-------- Data shown
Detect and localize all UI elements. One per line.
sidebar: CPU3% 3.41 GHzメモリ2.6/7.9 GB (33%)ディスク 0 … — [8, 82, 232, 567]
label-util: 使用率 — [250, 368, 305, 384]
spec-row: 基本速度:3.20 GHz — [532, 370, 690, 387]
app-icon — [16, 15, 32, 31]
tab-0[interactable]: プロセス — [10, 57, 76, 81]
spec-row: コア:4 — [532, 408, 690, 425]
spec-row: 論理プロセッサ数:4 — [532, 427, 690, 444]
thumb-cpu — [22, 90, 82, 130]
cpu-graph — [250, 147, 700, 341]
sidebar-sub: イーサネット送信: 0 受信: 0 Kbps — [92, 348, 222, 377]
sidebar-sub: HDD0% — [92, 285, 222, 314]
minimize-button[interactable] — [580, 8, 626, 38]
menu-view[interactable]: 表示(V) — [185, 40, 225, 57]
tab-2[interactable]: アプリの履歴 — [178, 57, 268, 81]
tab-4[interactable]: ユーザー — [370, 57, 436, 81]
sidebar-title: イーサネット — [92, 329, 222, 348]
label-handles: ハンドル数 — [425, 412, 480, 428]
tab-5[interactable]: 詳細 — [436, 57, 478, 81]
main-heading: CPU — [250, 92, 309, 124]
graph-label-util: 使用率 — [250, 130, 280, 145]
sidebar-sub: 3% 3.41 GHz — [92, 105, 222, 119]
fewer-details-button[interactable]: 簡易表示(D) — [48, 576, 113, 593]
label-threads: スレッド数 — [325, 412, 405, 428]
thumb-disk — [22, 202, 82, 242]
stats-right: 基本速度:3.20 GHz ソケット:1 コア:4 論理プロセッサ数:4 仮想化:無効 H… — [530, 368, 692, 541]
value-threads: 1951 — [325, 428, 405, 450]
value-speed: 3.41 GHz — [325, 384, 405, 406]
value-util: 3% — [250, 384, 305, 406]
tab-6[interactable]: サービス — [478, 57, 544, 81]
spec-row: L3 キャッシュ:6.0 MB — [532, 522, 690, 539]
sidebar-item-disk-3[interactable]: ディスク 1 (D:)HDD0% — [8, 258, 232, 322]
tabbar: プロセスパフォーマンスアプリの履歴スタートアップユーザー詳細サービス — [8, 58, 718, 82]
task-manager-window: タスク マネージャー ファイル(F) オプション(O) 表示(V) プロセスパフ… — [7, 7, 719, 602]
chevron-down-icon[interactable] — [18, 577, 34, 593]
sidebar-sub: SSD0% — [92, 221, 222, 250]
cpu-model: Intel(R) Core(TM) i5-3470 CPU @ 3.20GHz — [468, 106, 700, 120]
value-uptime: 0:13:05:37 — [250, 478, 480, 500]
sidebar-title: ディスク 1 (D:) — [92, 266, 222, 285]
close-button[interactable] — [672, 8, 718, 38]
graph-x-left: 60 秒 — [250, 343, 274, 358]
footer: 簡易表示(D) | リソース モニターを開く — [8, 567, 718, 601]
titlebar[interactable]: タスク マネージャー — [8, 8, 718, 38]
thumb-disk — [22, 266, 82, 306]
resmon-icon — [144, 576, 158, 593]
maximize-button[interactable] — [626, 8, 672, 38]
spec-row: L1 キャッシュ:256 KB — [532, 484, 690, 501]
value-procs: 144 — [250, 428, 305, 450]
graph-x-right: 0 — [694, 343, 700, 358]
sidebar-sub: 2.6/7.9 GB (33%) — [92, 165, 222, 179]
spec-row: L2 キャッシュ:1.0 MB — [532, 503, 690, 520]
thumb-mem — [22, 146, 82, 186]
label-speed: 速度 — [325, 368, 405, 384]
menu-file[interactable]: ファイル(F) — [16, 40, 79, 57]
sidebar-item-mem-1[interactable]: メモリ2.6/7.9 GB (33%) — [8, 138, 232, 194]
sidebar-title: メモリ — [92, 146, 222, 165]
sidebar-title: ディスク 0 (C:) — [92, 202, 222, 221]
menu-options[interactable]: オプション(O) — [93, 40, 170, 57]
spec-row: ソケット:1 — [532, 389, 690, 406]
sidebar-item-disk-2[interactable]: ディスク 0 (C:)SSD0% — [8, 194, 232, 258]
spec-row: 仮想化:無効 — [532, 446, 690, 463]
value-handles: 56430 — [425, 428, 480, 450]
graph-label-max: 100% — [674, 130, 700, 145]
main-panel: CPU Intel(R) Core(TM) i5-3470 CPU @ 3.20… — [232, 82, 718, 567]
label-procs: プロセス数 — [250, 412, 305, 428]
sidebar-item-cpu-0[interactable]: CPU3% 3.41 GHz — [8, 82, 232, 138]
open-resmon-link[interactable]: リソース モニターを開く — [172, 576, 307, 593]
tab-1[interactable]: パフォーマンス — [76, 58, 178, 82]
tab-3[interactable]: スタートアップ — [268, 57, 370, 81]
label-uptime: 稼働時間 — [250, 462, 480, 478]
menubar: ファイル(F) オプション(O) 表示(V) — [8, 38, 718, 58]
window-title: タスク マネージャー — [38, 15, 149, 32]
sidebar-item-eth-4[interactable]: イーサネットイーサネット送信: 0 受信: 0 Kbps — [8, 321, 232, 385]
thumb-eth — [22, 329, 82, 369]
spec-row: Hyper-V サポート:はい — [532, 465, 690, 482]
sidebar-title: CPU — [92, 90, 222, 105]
----------------
Instructions for the task: Rewrite all the entries above, changing every "spec-row" to "spec-item" and leaving everything else the same.

Expected answer:
Detect and localize all UI elements. One per line.
sidebar: CPU3% 3.41 GHzメモリ2.6/7.9 GB (33%)ディスク 0 … — [8, 82, 232, 567]
label-util: 使用率 — [250, 368, 305, 384]
spec-item: 基本速度:3.20 GHz — [532, 370, 690, 387]
app-icon — [16, 15, 32, 31]
tab-0[interactable]: プロセス — [10, 57, 76, 81]
spec-item: コア:4 — [532, 408, 690, 425]
spec-item: 論理プロセッサ数:4 — [532, 427, 690, 444]
thumb-cpu — [22, 90, 82, 130]
cpu-graph — [250, 147, 700, 341]
sidebar-sub: イーサネット送信: 0 受信: 0 Kbps — [92, 348, 222, 377]
sidebar-sub: HDD0% — [92, 285, 222, 314]
minimize-button[interactable] — [580, 8, 626, 38]
menu-view[interactable]: 表示(V) — [185, 40, 225, 57]
tab-2[interactable]: アプリの履歴 — [178, 57, 268, 81]
tab-4[interactable]: ユーザー — [370, 57, 436, 81]
sidebar-title: イーサネット — [92, 329, 222, 348]
label-handles: ハンドル数 — [425, 412, 480, 428]
tab-5[interactable]: 詳細 — [436, 57, 478, 81]
main-heading: CPU — [250, 92, 309, 124]
graph-label-util: 使用率 — [250, 130, 280, 145]
sidebar-sub: 3% 3.41 GHz — [92, 105, 222, 119]
fewer-details-button[interactable]: 簡易表示(D) — [48, 576, 113, 593]
label-threads: スレッド数 — [325, 412, 405, 428]
thumb-disk — [22, 202, 82, 242]
stats-right: 基本速度:3.20 GHz ソケット:1 コア:4 論理プロセッサ数:4 仮想化:無効 H… — [530, 368, 692, 541]
value-threads: 1951 — [325, 428, 405, 450]
value-speed: 3.41 GHz — [325, 384, 405, 406]
value-util: 3% — [250, 384, 305, 406]
tab-6[interactable]: サービス — [478, 57, 544, 81]
spec-item: L3 キャッシュ:6.0 MB — [532, 522, 690, 539]
sidebar-item-disk-3[interactable]: ディスク 1 (D:)HDD0% — [8, 258, 232, 322]
tabbar: プロセスパフォーマンスアプリの履歴スタートアップユーザー詳細サービス — [8, 58, 718, 82]
task-manager-window: タスク マネージャー ファイル(F) オプション(O) 表示(V) プロセスパフ… — [7, 7, 719, 602]
chevron-down-icon[interactable] — [18, 577, 34, 593]
sidebar-sub: SSD0% — [92, 221, 222, 250]
cpu-model: Intel(R) Core(TM) i5-3470 CPU @ 3.20GHz — [468, 106, 700, 120]
value-uptime: 0:13:05:37 — [250, 478, 480, 500]
sidebar-title: ディスク 1 (D:) — [92, 266, 222, 285]
close-button[interactable] — [672, 8, 718, 38]
graph-x-left: 60 秒 — [250, 343, 274, 358]
footer: 簡易表示(D) | リソース モニターを開く — [8, 567, 718, 601]
titlebar[interactable]: タスク マネージャー — [8, 8, 718, 38]
thumb-disk — [22, 266, 82, 306]
resmon-icon — [144, 576, 158, 593]
maximize-button[interactable] — [626, 8, 672, 38]
spec-item: L1 キャッシュ:256 KB — [532, 484, 690, 501]
value-procs: 144 — [250, 428, 305, 450]
graph-x-right: 0 — [694, 343, 700, 358]
sidebar-sub: 2.6/7.9 GB (33%) — [92, 165, 222, 179]
spec-item: L2 キャッシュ:1.0 MB — [532, 503, 690, 520]
thumb-mem — [22, 146, 82, 186]
label-speed: 速度 — [325, 368, 405, 384]
menu-file[interactable]: ファイル(F) — [16, 40, 79, 57]
sidebar-item-mem-1[interactable]: メモリ2.6/7.9 GB (33%) — [8, 138, 232, 194]
sidebar-title: メモリ — [92, 146, 222, 165]
sidebar-title: ディスク 0 (C:) — [92, 202, 222, 221]
menu-options[interactable]: オプション(O) — [93, 40, 170, 57]
spec-item: ソケット:1 — [532, 389, 690, 406]
sidebar-item-disk-2[interactable]: ディスク 0 (C:)SSD0% — [8, 194, 232, 258]
spec-item: 仮想化:無効 — [532, 446, 690, 463]
value-handles: 56430 — [425, 428, 480, 450]
graph-label-max: 100% — [674, 130, 700, 145]
main-panel: CPU Intel(R) Core(TM) i5-3470 CPU @ 3.20… — [232, 82, 718, 567]
label-procs: プロセス数 — [250, 412, 305, 428]
sidebar-item-cpu-0[interactable]: CPU3% 3.41 GHz — [8, 82, 232, 138]
open-resmon-link[interactable]: リソース モニターを開く — [172, 576, 307, 593]
tab-1[interactable]: パフォーマンス — [76, 58, 178, 82]
tab-3[interactable]: スタートアップ — [268, 57, 370, 81]
label-uptime: 稼働時間 — [250, 462, 480, 478]
menubar: ファイル(F) オプション(O) 表示(V) — [8, 38, 718, 58]
window-title: タスク マネージャー — [38, 15, 149, 32]
sidebar-item-eth-4[interactable]: イーサネットイーサネット送信: 0 受信: 0 Kbps — [8, 321, 232, 385]
thumb-eth — [22, 329, 82, 369]
spec-item: Hyper-V サポート:はい — [532, 465, 690, 482]
sidebar-title: CPU — [92, 90, 222, 105]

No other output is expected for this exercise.